Items listed in a dataset:

Begin

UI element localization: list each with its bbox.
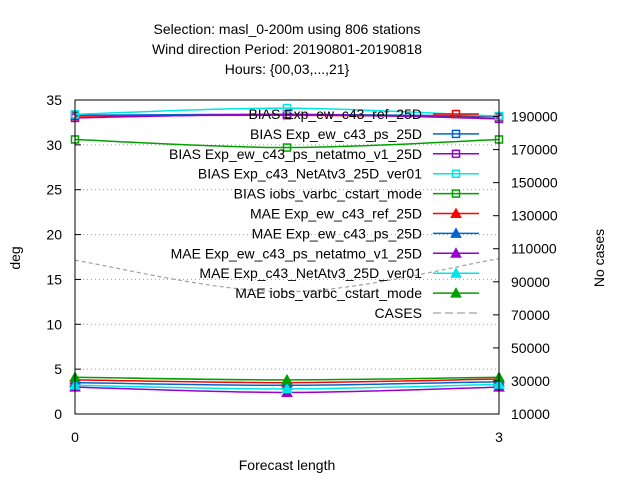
y-tick-label-5: 25: [46, 182, 62, 198]
x-axis-label: Forecast length: [239, 457, 336, 473]
legend-marker-2: [451, 149, 461, 159]
y-axis-label: deg: [7, 246, 23, 269]
chart-title-line-0: Selection: masl_0-200m using 806 station…: [154, 21, 421, 37]
series-line-4: [74, 138, 500, 149]
series-line-2: [74, 113, 500, 120]
legend-label-1: BIAS Exp_ew_c43_ps_25D: [250, 126, 422, 142]
y-tick-label-7: 35: [46, 92, 62, 108]
x-tick-label-1: 3: [495, 429, 503, 445]
legend-marker-7: [450, 247, 462, 258]
legend-label-9: MAE iobs_varbc_cstart_mode: [235, 285, 422, 301]
legend-marker-6: [450, 227, 462, 238]
y2-tick-label-3: 70000: [511, 307, 550, 323]
y-tick-label-4: 20: [46, 227, 62, 243]
legend-label-10: CASES: [375, 305, 422, 321]
y2-tick-label-5: 110000: [511, 241, 557, 257]
legend-marker-4: [451, 189, 461, 198]
legend-marker-8: [450, 267, 462, 278]
legend-marker-0: [451, 109, 461, 119]
chart-title-line-2: Hours: {00,03,...,21}: [225, 61, 350, 77]
legend: BIAS Exp_ew_c43_ref_25D BIAS Exp_ew_c43_p…: [169, 106, 479, 321]
y2-tick-label-1: 30000: [511, 373, 550, 389]
series-line-0: [74, 114, 500, 118]
legend-label-7: MAE Exp_ew_c43_ps_netatmo_v1_25D: [171, 245, 422, 261]
cases-series: [74, 258, 500, 293]
chart-title: Selection: masl_0-200m using 806 station…: [152, 21, 422, 77]
y2-tick-label-4: 90000: [511, 274, 550, 290]
legend-marker-1: [451, 129, 461, 139]
y-tick-label-0: 0: [54, 406, 62, 422]
y2-tick-label-6: 130000: [511, 208, 558, 224]
series-3-point-1: [282, 103, 292, 113]
legend-label-8: MAE Exp_c43_NetAtv3_25D_ver01: [199, 265, 422, 281]
x-tick-label-0: 0: [71, 429, 79, 445]
y2-tick-label-7: 150000: [511, 175, 558, 191]
legend-marker-5: [450, 207, 462, 218]
legend-label-0: BIAS Exp_ew_c43_ref_25D: [248, 106, 422, 122]
legend-marker-9: [450, 287, 462, 298]
y-tick-label-1: 5: [54, 361, 62, 377]
legend-label-2: BIAS Exp_ew_c43_ps_netatmo_v1_25D: [169, 146, 422, 162]
y-tick-label-6: 30: [46, 137, 62, 153]
plot-frame: [74, 99, 500, 415]
y2-tick-label-9: 190000: [511, 109, 558, 125]
y2-tick-label-2: 50000: [511, 340, 550, 356]
y-tick-label-2: 10: [46, 316, 62, 332]
chart-title-line-1: Wind direction Period: 20190801-20190818: [152, 41, 422, 57]
legend-label-5: MAE Exp_ew_c43_ref_25D: [250, 206, 422, 222]
y2-tick-label-0: 10000: [511, 406, 550, 422]
grid-lines: [75, 144, 499, 370]
legend-label-6: MAE Exp_ew_c43_ps_25D: [252, 225, 422, 241]
y2-tick-label-8: 170000: [511, 142, 558, 158]
series-9-point-1: [281, 373, 293, 385]
legend-marker-3: [451, 169, 461, 178]
axis-ticks: 0510152025303510000300005000070000900001…: [46, 92, 558, 445]
series-9: [69, 371, 505, 385]
series-4-point-1: [282, 143, 292, 152]
series-line-10: [74, 258, 500, 293]
y-tick-label-3: 15: [46, 271, 62, 287]
series-10: [74, 258, 500, 293]
legend-label-4: BIAS iobs_varbc_cstart_mode: [234, 186, 423, 202]
series-8-point-1: [281, 382, 293, 394]
y2-axis-label: No cases: [591, 229, 607, 287]
legend-label-3: BIAS Exp_c43_NetAtv3_25D_ver01: [198, 166, 422, 182]
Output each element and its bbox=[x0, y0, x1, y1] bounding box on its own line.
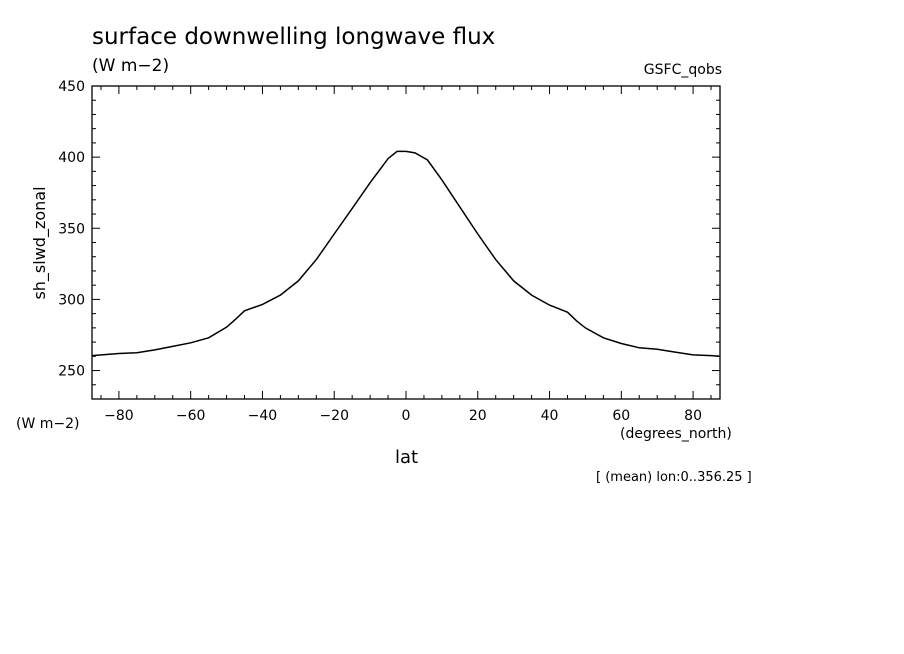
dataset-label: GSFC_qobs bbox=[643, 62, 722, 78]
x-tick-label: −60 bbox=[176, 408, 206, 424]
x-tick-label: 20 bbox=[469, 408, 487, 424]
chart-title: surface downwelling longwave flux bbox=[92, 24, 496, 50]
y-tick-label: 350 bbox=[58, 221, 85, 237]
y-tick-label: 300 bbox=[58, 292, 85, 308]
x-axis-label: lat bbox=[395, 447, 419, 468]
series-line bbox=[91, 150, 721, 358]
x-tick-label: 0 bbox=[402, 408, 411, 424]
averaging-note: [ (mean) lon:0..356.25 ] bbox=[596, 470, 752, 485]
plot-frame bbox=[91, 85, 721, 400]
chart-units: (W m−2) bbox=[92, 56, 170, 76]
x-tick-label: −20 bbox=[319, 408, 349, 424]
x-tick-label: 80 bbox=[684, 408, 702, 424]
y-axis-units: (W m−2) bbox=[16, 416, 80, 432]
x-tick-label: 60 bbox=[612, 408, 630, 424]
y-tick-label: 400 bbox=[58, 150, 85, 166]
x-tick-label: −40 bbox=[248, 408, 278, 424]
x-tick-label: −80 bbox=[104, 408, 134, 424]
y-tick-label: 450 bbox=[58, 79, 85, 95]
x-tick-label: 40 bbox=[541, 408, 559, 424]
y-tick-label: 250 bbox=[58, 364, 85, 380]
x-axis-units: (degrees_north) bbox=[620, 426, 732, 442]
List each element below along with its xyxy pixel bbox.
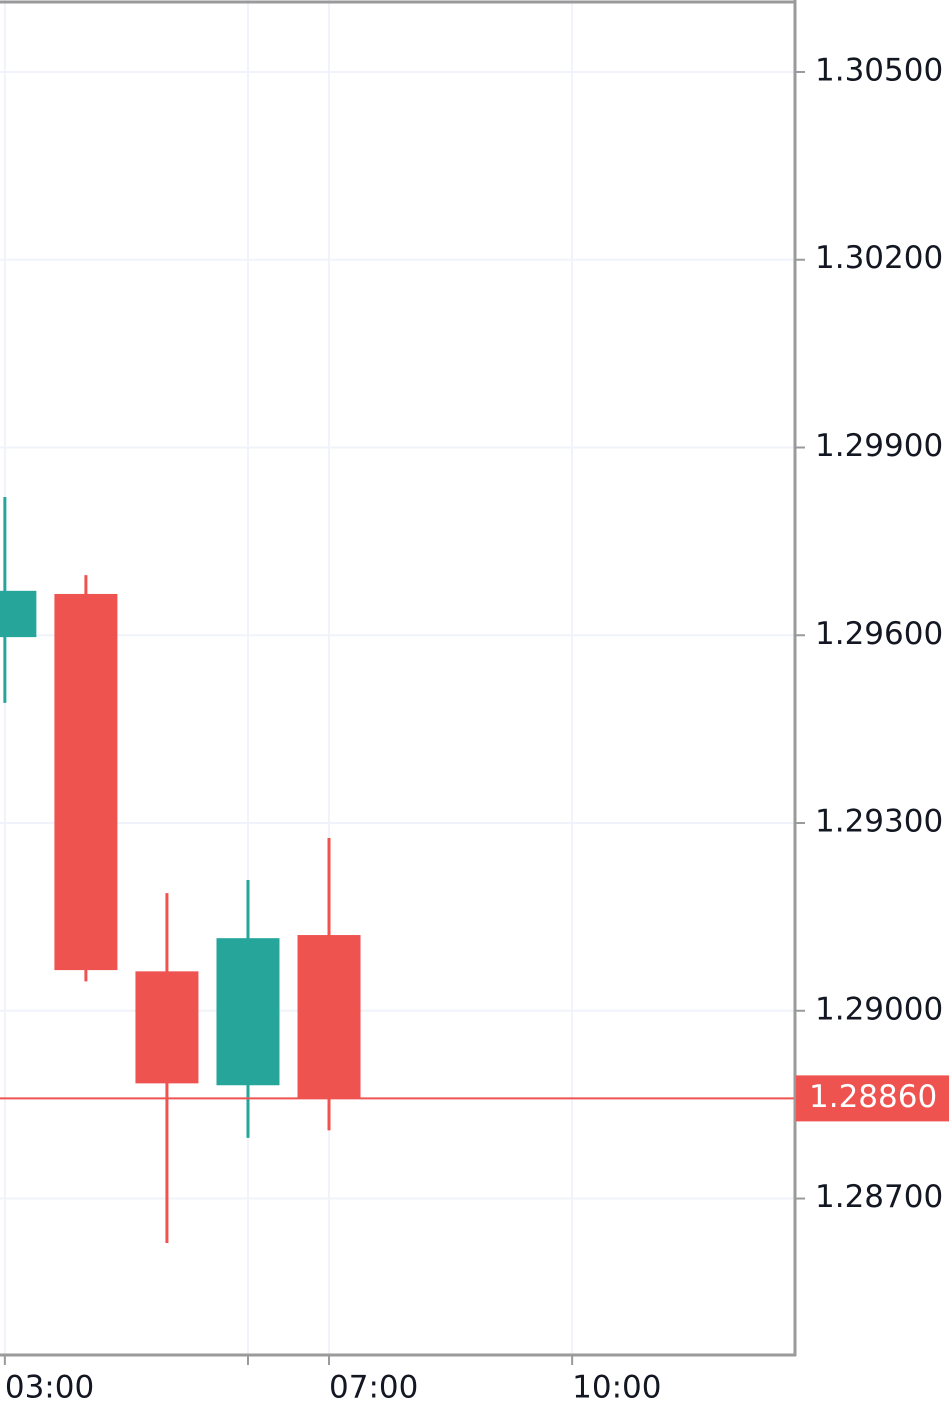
y-tick-label: 1.28700 bbox=[815, 1179, 943, 1215]
y-tick-label: 1.30500 bbox=[815, 52, 943, 88]
candle-body bbox=[135, 971, 199, 1084]
plot-area bbox=[0, 496, 795, 1243]
axes: 1.30500 1.30200 1.29900 1.29600 1.29300 1.290… bbox=[3, 52, 949, 1406]
x-tick-label: 03:00 bbox=[5, 1370, 94, 1406]
grid bbox=[0, 0, 795, 1355]
candle-body bbox=[216, 938, 280, 1086]
y-tick-label: 1.29300 bbox=[815, 804, 943, 840]
candle-body bbox=[0, 590, 37, 638]
last-price-box bbox=[796, 1075, 949, 1122]
candle-body bbox=[297, 935, 361, 1099]
y-tick-label: 1.29900 bbox=[815, 428, 943, 464]
x-tick-label: 10:00 bbox=[572, 1370, 661, 1406]
last-price-label: 1.28860 bbox=[809, 1079, 937, 1115]
y-tick-label: 1.30200 bbox=[815, 240, 943, 276]
x-tick-label: 07:00 bbox=[329, 1370, 418, 1406]
y-tick-label: 1.29000 bbox=[815, 991, 943, 1027]
y-tick-label: 1.29600 bbox=[815, 616, 943, 652]
candle-body bbox=[54, 593, 118, 971]
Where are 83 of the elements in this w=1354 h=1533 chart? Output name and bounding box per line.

End

## CHALLENGE
Rewrite the part of the items above that opens with the line containing "y-tick-label-5: 25: [46, 182, 62, 198]" and closes with the line containing "legend-marker-7: [450, 247, 462, 258]" as a JSON list of strings, with one string per line and blank lines left out.

## EXPECTED OUTPUT
[
  "y-tick-label-5: 25: [46, 182, 62, 198]",
  "x-axis-label: Forecast length: [239, 457, 336, 473]",
  "legend-marker-2: [451, 149, 461, 159]",
  "y-axis-label: deg: [7, 246, 23, 269]",
  "chart-title-line-0: Selection: masl_0-200m using 806 station…: [154, 21, 421, 37]",
  "series-line-4: [74, 138, 500, 149]",
  "series-line-2: [74, 113, 500, 120]",
  "legend-label-1: BIAS Exp_ew_c43_ps_25D: [250, 126, 422, 142]",
  "y-tick-label-7: 35: [46, 92, 62, 108]",
  "x-tick-label-1: 3: [495, 429, 503, 445]",
  "legend-marker-7: [450, 247, 462, 258]"
]